- _Goal_:
Wherever the word "sich" appears in a line, extract that line.

*****

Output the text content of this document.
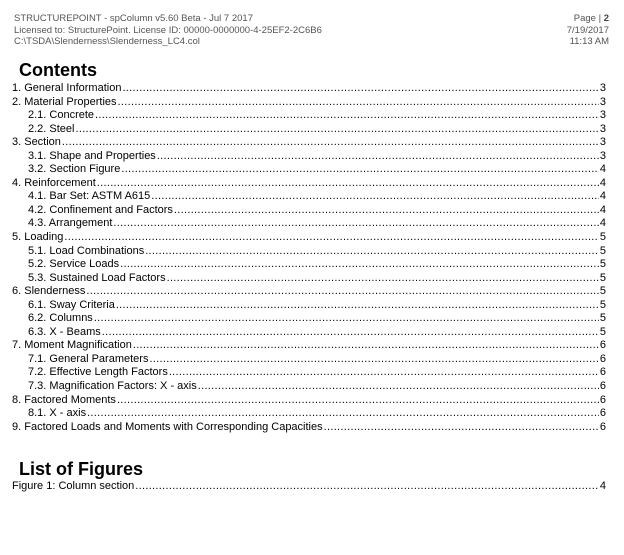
STRUCTUREPOINT - spColumn v5.60 Beta - Jul 7 2017
Licensed to: StructurePoint. License ID: 00000-0000000-4-25EF2-2C6B6
C:\TSDA\Slenderness\Slenderness_LC4.col
Page | 2
7/19/2017
11:13 AM
Contents
1. General Information .....	3
2. Material Properties .....	3
2.1. Concrete .....	3
2.2. Steel .....	3
3. Section .....	3
3.1. Shape and Properties .....	3
3.2. Section Figure .....	4
4. Reinforcement .....	4
4.1. Bar Set: ASTM A615 .....	4
4.2. Confinement and Factors .....	4
4.3. Arrangement .....	4
5. Loading .....	5
5.1. Load Combinations .....	5
5.2. Service Loads .....	5
5.3. Sustained Load Factors .....	5
6. Slenderness .....	5
6.1. Sway Criteria .....	5
6.2. Columns .....	5
6.3. X - Beams .....	5
7. Moment Magnification .....	6
7.1. General Parameters .....	6
7.2. Effective Length Factors .....	6
7.3. Magnification Factors: X - axis .....	6
8. Factored Moments .....	6
8.1. X - axis .....	6
9. Factored Loads and Moments with Corresponding Capacities .....	6
List of Figures
Figure 1: Column section .....	4
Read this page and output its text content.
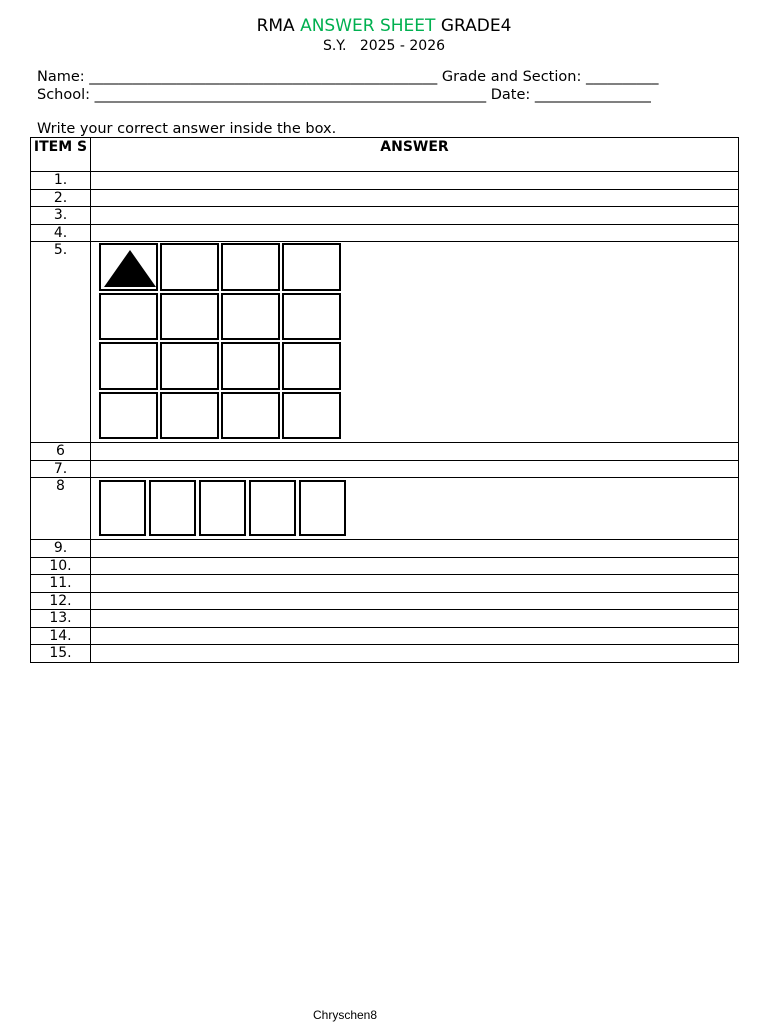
RMA ANSWER SHEET GRADE4
S.Y.   2025 - 2026
Name: ________________________________________________ Grade and Section: __________
School: ______________________________________________________ Date: ________________
Write your correct answer inside the box.
ITEM S	ANSWER
1.	
2.	
3.	
4.	
5.	

6	
7.	
8	

9.	
10.	
11.	
12.	
13.	
14.	
15.	
Chryschen8
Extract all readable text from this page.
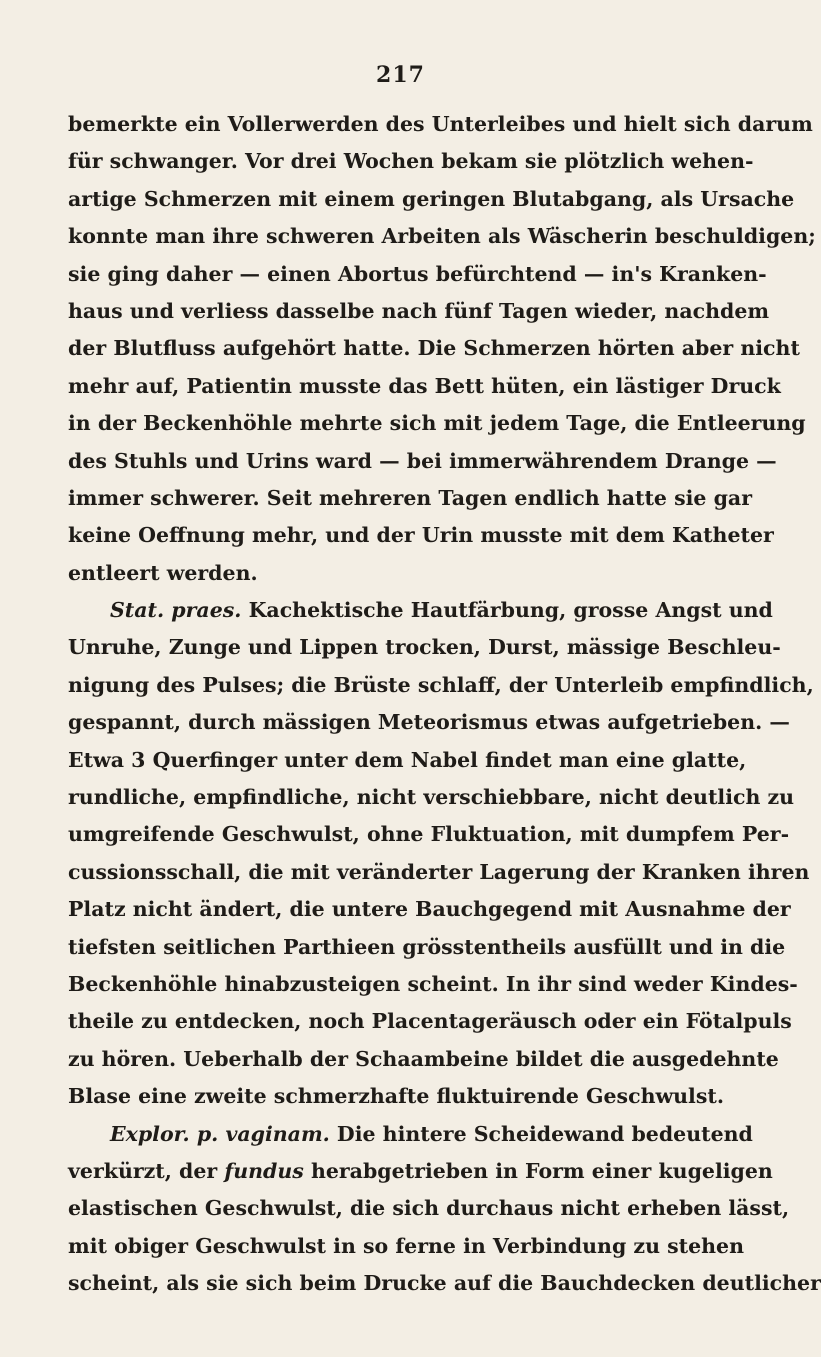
217
bemerkte ein Vollerwerden des Unterleibes und hielt sich darum
für schwanger. Vor drei Wochen bekam sie plötzlich wehen-
artige Schmerzen mit einem geringen Blutabgang, als Ursache
konnte man ihre schweren Arbeiten als Wäscherin beschuldigen;
sie ging daher — einen Abortus befürchtend — in's Kranken-
haus und verliess dasselbe nach fünf Tagen wieder, nachdem
der Blutfluss aufgehört hatte. Die Schmerzen hörten aber nicht
mehr auf, Patientin musste das Bett hüten, ein lästiger Druck
in der Beckenhöhle mehrte sich mit jedem Tage, die Entleerung
des Stuhls und Urins ward — bei immerwährendem Drange —
immer schwerer. Seit mehreren Tagen endlich hatte sie gar
keine Oeffnung mehr, und der Urin musste mit dem Katheter
entleert werden.
Stat. praes. Kachektische Hautfärbung, grosse Angst und
Unruhe, Zunge und Lippen trocken, Durst, mässige Beschleu-
nigung des Pulses; die Brüste schlaff, der Unterleib empfindlich,
gespannt, durch mässigen Meteorismus etwas aufgetrieben. —
Etwa 3 Querfinger unter dem Nabel findet man eine glatte,
rundliche, empfindliche, nicht verschiebbare, nicht deutlich zu
umgreifende Geschwulst, ohne Fluktuation, mit dumpfem Per-
cussionsschall, die mit veränderter Lagerung der Kranken ihren
Platz nicht ändert, die untere Bauchgegend mit Ausnahme der
tiefsten seitlichen Parthieen grösstentheils ausfüllt und in die
Beckenhöhle hinabzusteigen scheint. In ihr sind weder Kindes-
theile zu entdecken, noch Placentageräusch oder ein Fötalpuls
zu hören. Ueberhalb der Schaambeine bildet die ausgedehnte
Blase eine zweite schmerzhafte fluktuirende Geschwulst.
Explor. p. vaginam. Die hintere Scheidewand bedeutend
verkürzt, der fundus herabgetrieben in Form einer kugeligen
elastischen Geschwulst, die sich durchaus nicht erheben lässt,
mit obiger Geschwulst in so ferne in Verbindung zu stehen
scheint, als sie sich beim Drucke auf die Bauchdecken deutlicher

*****

- _Task solution_:
bemerkte ein Vollerwerden des Unterleibes und hielt sich darum
in der Beckenhöhle mehrte sich mit jedem Tage, die Entleerung
elastischen Geschwulst, die sich durchaus nicht erheben lässt,
scheint, als sie sich beim Drucke auf die Bauchdecken deutlicher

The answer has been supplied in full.